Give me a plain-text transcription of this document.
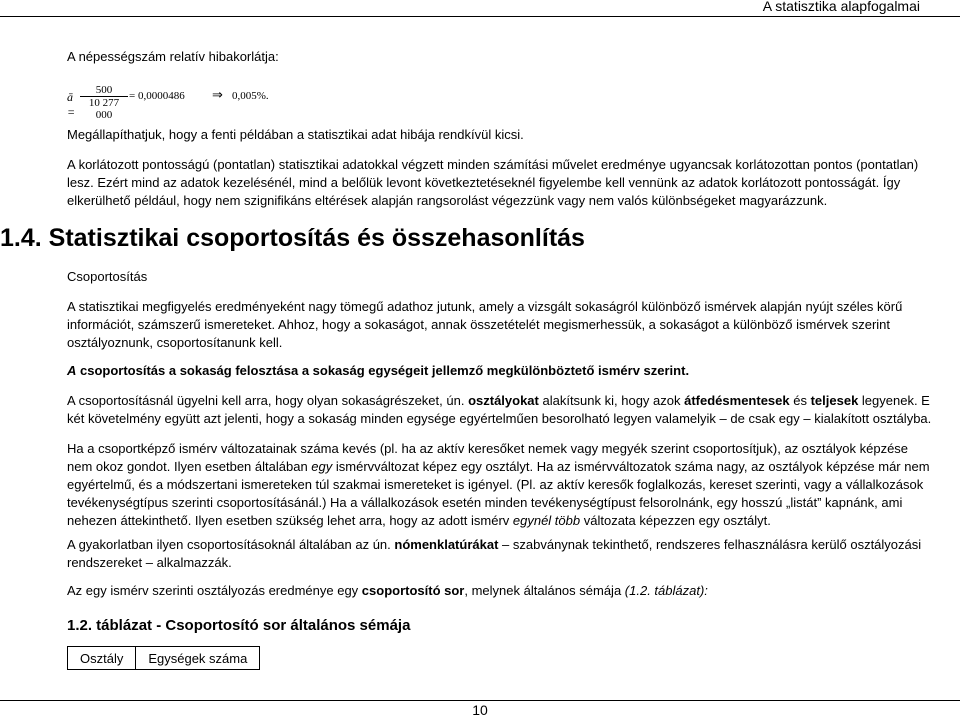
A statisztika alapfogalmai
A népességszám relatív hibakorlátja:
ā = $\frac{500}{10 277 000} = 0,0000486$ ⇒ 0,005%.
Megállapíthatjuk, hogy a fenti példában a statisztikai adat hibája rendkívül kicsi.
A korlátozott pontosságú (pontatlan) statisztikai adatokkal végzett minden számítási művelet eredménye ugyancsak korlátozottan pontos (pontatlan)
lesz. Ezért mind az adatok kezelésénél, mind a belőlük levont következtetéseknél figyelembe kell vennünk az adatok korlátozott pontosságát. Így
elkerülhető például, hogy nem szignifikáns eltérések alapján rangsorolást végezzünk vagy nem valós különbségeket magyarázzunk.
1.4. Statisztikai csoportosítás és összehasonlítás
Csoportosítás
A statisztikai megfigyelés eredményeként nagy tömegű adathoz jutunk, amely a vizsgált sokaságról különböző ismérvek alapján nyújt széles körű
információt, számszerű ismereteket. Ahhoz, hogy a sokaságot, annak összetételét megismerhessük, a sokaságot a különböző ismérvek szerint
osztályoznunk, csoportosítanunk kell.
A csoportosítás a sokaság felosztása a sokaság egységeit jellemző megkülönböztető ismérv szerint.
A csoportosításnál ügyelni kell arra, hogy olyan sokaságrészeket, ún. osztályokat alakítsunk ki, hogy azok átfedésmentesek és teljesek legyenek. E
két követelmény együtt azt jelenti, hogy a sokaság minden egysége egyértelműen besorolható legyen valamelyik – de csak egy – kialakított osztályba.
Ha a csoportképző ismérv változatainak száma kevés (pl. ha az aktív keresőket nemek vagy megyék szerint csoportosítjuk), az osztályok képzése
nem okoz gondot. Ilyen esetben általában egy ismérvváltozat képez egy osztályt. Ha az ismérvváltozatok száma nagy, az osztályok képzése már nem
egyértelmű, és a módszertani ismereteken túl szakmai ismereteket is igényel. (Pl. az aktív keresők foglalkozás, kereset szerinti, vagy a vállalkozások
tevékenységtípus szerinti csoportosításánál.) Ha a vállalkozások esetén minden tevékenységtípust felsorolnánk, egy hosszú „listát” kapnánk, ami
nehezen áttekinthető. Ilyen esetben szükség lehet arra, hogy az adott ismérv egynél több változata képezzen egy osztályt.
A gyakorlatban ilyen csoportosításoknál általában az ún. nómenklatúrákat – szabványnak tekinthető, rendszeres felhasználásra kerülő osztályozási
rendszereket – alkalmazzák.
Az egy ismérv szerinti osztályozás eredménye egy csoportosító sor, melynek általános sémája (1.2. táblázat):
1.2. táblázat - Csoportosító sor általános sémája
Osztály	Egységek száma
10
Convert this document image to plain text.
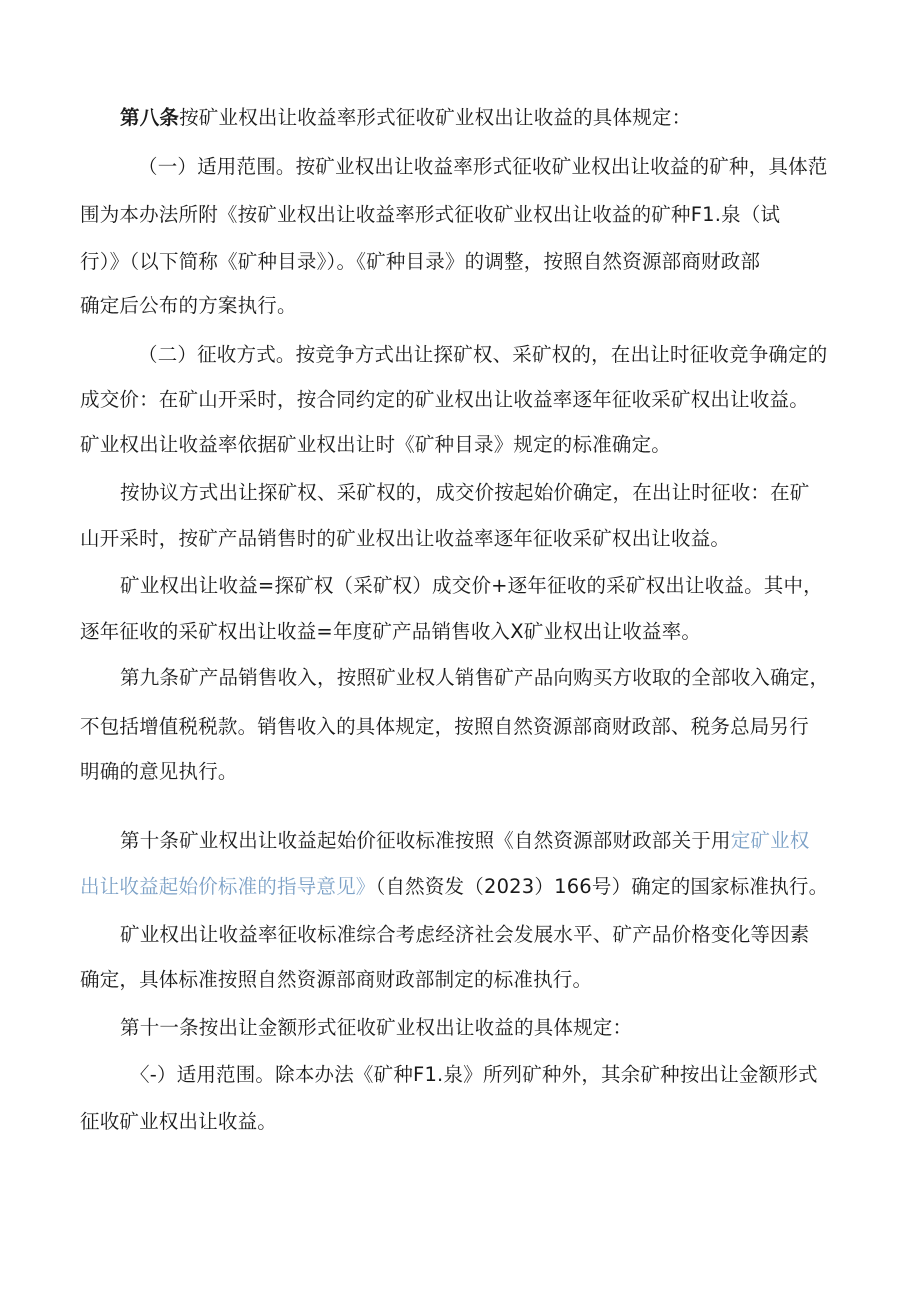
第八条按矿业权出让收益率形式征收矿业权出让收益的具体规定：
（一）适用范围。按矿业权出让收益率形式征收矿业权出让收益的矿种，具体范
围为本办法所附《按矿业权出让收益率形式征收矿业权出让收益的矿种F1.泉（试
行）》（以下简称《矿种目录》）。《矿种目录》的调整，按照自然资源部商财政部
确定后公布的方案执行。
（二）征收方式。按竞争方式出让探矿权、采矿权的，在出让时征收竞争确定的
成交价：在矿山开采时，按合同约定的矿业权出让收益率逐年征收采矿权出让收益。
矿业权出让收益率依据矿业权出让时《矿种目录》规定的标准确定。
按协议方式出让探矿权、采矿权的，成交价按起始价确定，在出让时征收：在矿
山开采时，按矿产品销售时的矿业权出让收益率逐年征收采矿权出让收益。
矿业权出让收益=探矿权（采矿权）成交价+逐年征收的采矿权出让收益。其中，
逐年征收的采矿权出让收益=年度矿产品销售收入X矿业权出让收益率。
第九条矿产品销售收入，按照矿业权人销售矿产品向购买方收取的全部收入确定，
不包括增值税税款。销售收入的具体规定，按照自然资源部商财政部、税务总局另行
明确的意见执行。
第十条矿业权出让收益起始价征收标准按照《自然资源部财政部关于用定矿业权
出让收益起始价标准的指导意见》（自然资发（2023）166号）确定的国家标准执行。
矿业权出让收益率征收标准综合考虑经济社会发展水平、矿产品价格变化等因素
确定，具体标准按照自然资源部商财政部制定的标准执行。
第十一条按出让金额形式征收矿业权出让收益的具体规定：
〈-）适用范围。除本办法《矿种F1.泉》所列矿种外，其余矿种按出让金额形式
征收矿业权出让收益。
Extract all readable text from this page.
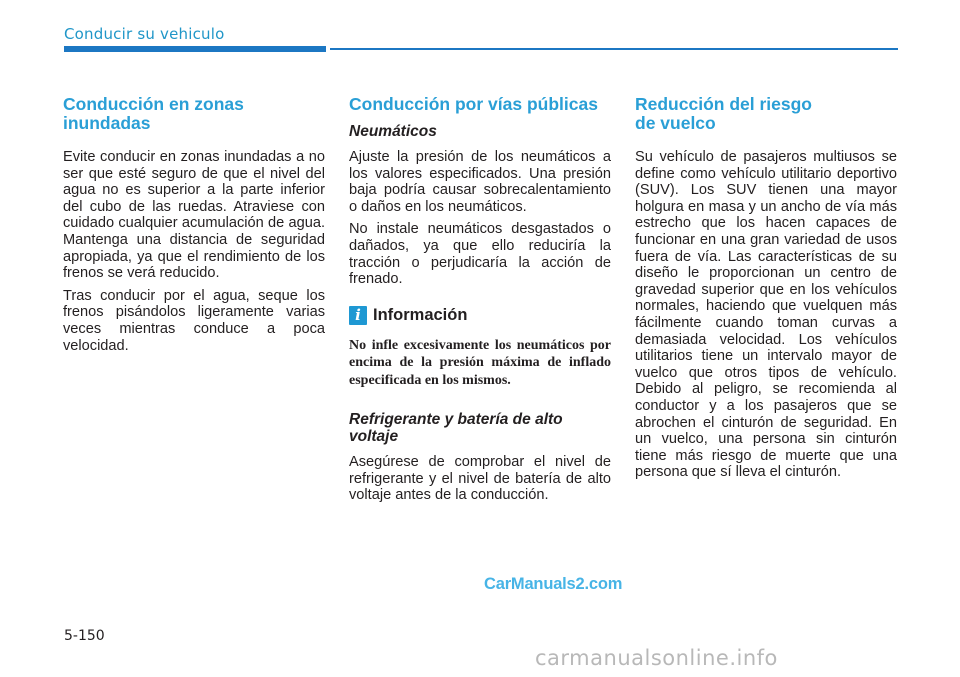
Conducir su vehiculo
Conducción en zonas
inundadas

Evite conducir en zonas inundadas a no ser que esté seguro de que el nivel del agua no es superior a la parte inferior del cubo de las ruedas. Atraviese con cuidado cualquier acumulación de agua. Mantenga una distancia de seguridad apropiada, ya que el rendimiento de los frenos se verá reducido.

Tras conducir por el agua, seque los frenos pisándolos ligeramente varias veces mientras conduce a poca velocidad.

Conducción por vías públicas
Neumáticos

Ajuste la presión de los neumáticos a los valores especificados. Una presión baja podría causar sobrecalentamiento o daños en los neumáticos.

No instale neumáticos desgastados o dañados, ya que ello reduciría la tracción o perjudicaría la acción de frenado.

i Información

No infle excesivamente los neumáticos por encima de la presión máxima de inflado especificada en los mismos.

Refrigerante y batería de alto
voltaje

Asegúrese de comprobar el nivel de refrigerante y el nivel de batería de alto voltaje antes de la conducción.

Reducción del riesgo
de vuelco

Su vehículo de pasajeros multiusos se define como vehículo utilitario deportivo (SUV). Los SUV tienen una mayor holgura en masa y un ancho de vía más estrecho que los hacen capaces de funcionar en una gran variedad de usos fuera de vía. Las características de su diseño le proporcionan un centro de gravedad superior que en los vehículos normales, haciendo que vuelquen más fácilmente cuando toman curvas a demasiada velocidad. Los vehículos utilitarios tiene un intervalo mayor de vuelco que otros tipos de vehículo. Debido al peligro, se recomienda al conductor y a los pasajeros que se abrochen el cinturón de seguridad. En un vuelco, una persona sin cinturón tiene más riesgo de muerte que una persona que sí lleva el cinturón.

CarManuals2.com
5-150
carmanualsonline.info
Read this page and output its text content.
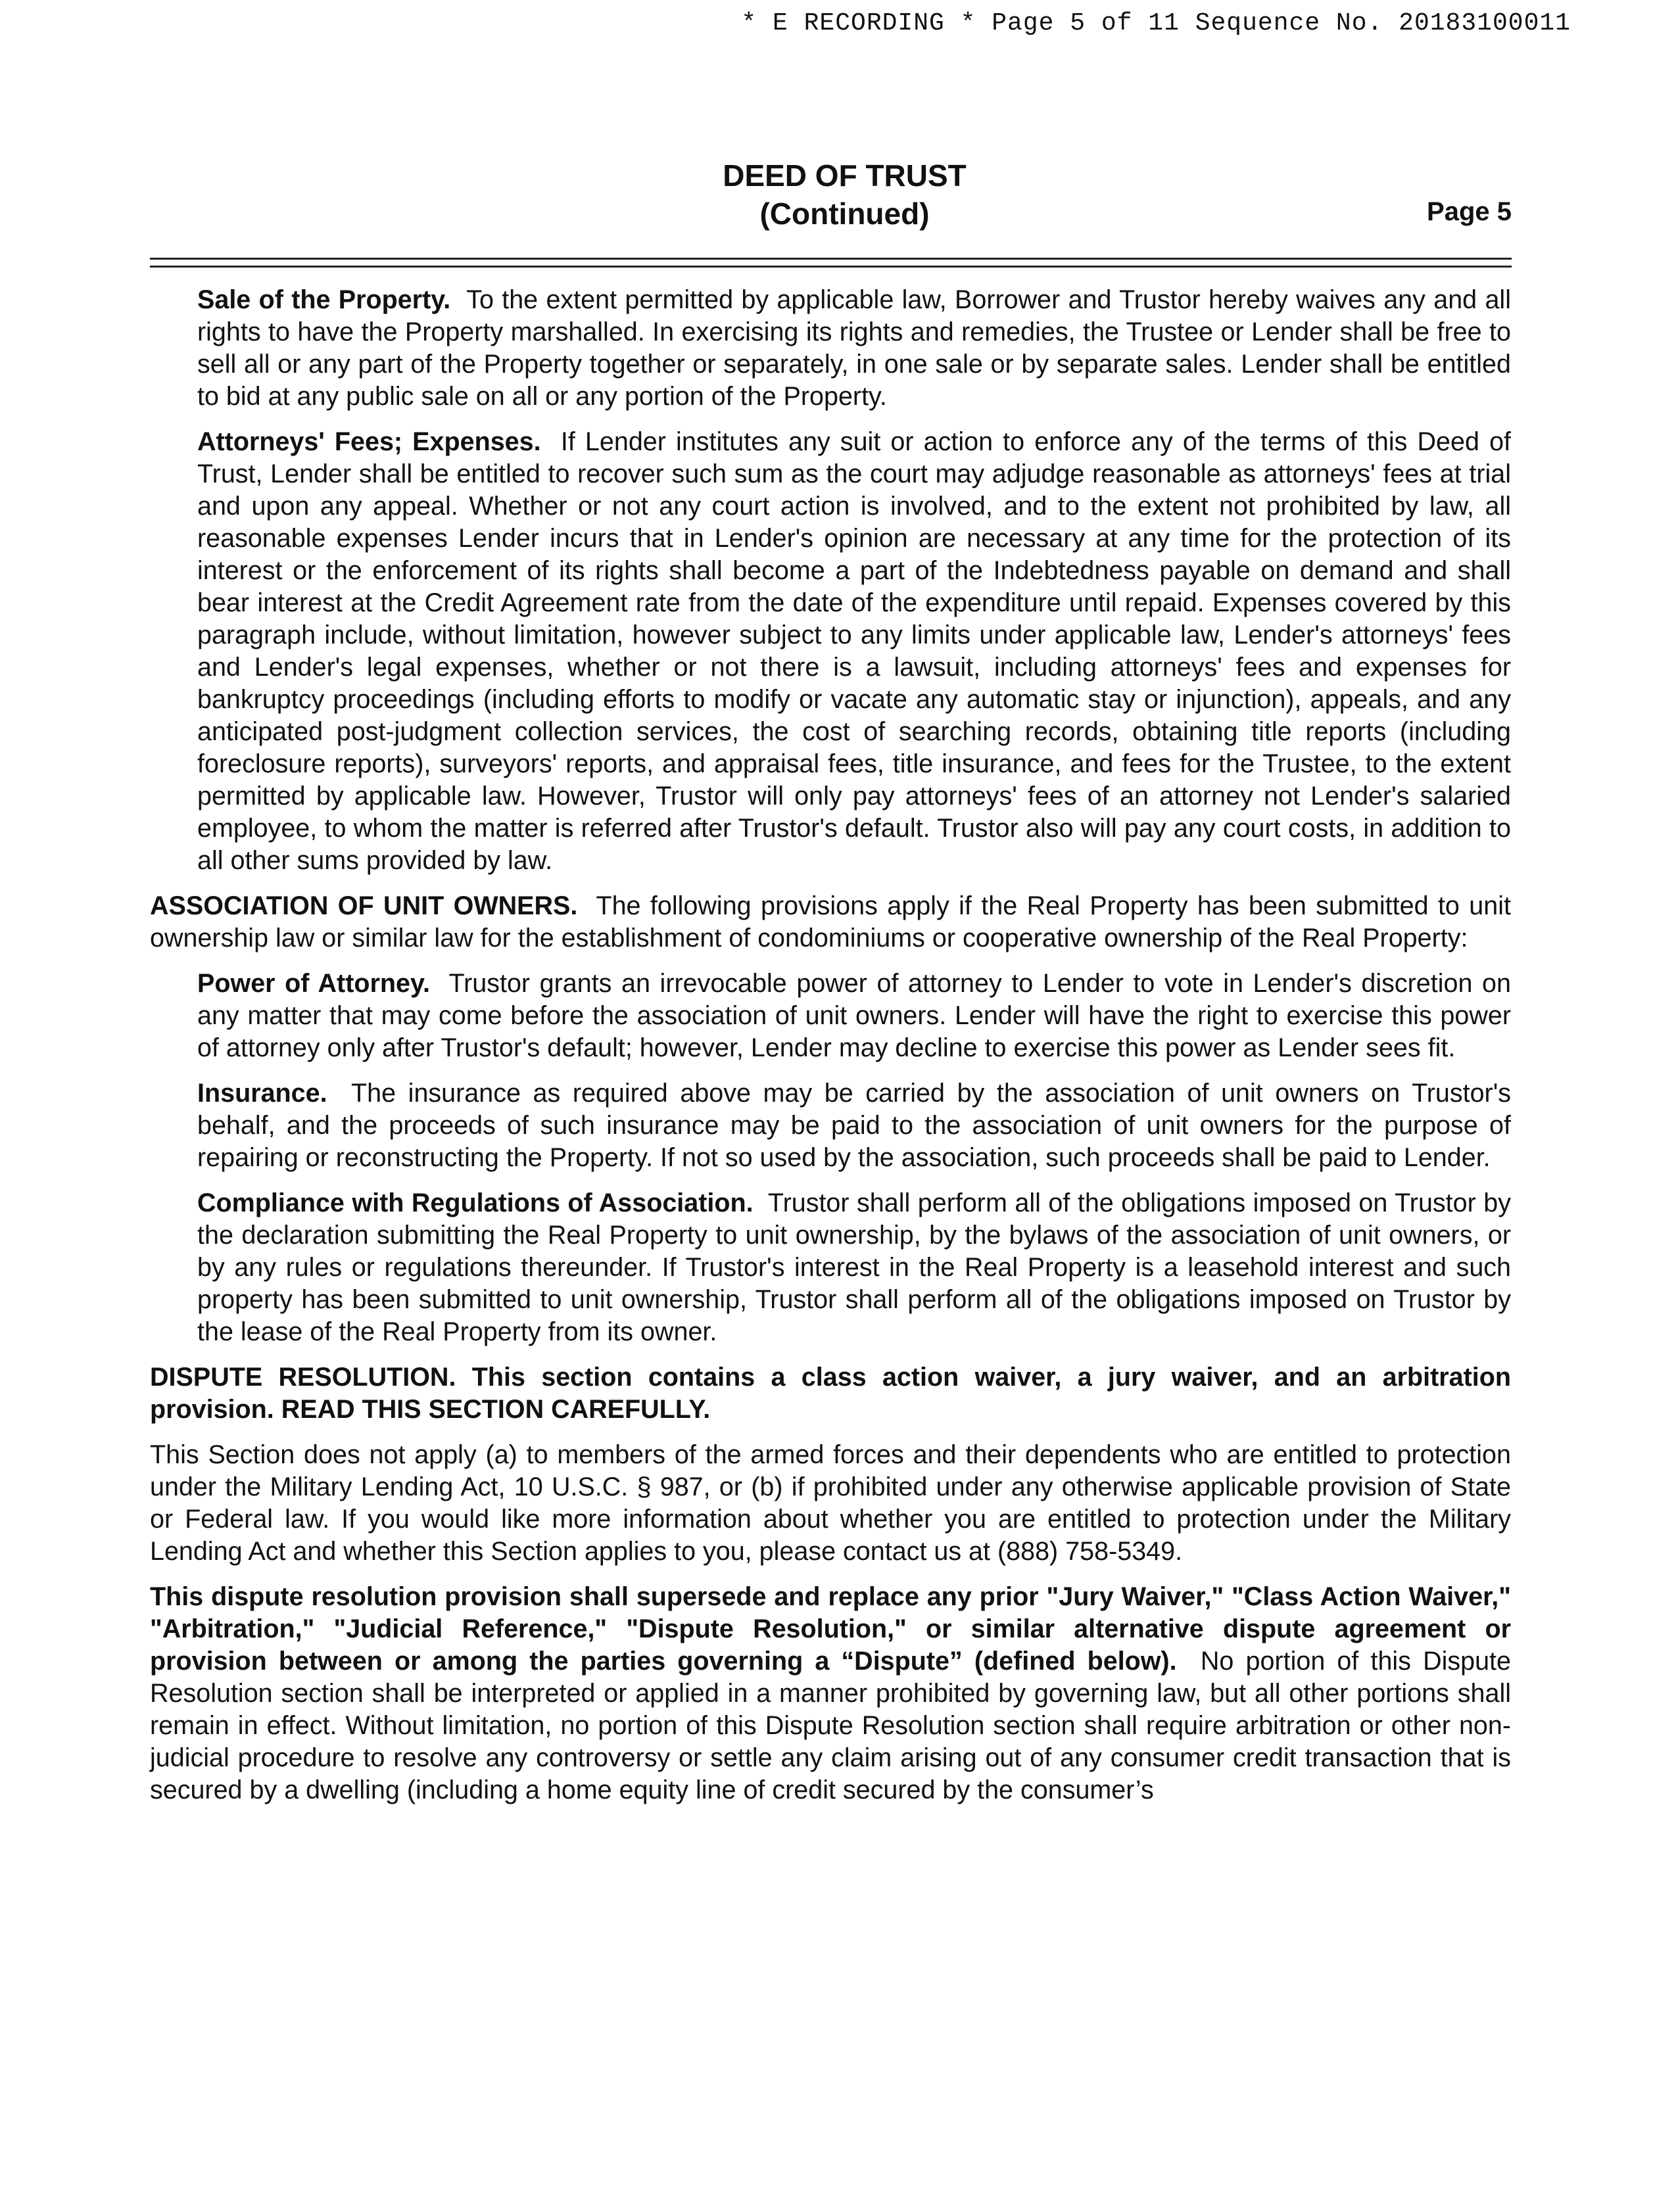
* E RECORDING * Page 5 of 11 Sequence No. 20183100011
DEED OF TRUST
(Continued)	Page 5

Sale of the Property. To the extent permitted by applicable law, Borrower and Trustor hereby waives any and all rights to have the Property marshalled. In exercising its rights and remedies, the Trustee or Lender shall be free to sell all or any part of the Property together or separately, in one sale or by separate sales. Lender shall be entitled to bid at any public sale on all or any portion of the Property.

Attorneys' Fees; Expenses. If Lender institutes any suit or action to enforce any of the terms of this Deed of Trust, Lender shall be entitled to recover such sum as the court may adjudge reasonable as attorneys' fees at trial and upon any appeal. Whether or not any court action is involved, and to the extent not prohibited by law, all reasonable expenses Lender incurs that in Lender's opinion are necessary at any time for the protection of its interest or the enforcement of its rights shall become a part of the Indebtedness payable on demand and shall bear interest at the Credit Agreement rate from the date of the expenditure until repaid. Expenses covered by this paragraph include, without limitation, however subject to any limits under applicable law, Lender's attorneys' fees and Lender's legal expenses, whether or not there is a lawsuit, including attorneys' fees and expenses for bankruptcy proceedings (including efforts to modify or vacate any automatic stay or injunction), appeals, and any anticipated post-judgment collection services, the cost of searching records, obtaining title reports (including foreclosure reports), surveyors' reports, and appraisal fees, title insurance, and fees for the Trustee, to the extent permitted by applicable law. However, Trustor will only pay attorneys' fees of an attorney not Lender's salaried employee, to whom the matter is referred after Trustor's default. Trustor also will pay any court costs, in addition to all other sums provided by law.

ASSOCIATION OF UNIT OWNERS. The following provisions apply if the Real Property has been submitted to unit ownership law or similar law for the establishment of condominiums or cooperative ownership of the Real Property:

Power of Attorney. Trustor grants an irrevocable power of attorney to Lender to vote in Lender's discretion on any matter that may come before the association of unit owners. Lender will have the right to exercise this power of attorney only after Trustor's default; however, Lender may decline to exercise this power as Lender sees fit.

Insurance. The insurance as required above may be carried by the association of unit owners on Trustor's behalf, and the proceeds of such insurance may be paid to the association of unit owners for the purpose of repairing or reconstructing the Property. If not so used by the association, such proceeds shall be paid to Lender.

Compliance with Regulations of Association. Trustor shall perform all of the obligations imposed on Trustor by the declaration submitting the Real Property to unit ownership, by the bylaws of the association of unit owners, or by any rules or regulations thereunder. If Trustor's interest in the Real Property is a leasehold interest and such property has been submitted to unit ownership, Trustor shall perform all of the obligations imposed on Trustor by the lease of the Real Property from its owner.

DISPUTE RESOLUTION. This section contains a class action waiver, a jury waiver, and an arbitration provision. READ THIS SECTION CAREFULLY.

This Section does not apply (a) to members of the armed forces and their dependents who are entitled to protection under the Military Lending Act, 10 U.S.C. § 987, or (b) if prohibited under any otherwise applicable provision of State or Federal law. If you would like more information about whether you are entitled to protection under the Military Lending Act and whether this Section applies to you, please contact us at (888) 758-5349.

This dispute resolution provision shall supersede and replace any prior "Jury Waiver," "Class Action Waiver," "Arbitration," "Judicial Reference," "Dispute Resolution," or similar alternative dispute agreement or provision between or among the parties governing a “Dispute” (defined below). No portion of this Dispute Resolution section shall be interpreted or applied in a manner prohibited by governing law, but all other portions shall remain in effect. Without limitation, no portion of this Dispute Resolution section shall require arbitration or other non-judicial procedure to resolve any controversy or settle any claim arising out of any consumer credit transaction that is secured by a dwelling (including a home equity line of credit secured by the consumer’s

= Problem requirements =
Return each line of the listing that holds the string "arbitration".

= Solution for this problem =
DISPUTE RESOLUTION. This section contains a class action waiver, a jury waiver, and an arbitration provision. READ THIS SECTION CAREFULLY.
This dispute resolution provision shall supersede and replace any prior "Jury Waiver," "Class Action Waiver," "Arbitration," "Judicial Reference," "Dispute Resolution," or similar alternative dispute agreement or provision between or among the parties governing a “Dispute” (defined below). No portion of this Dispute Resolution section shall be interpreted or applied in a manner prohibited by governing law, but all other portions shall remain in effect. Without limitation, no portion of this Dispute Resolution section shall require arbitration or other non-judicial procedure to resolve any controversy or settle any claim arising out of any consumer credit transaction that is secured by a dwelling (including a home equity line of credit secured by the consumer’s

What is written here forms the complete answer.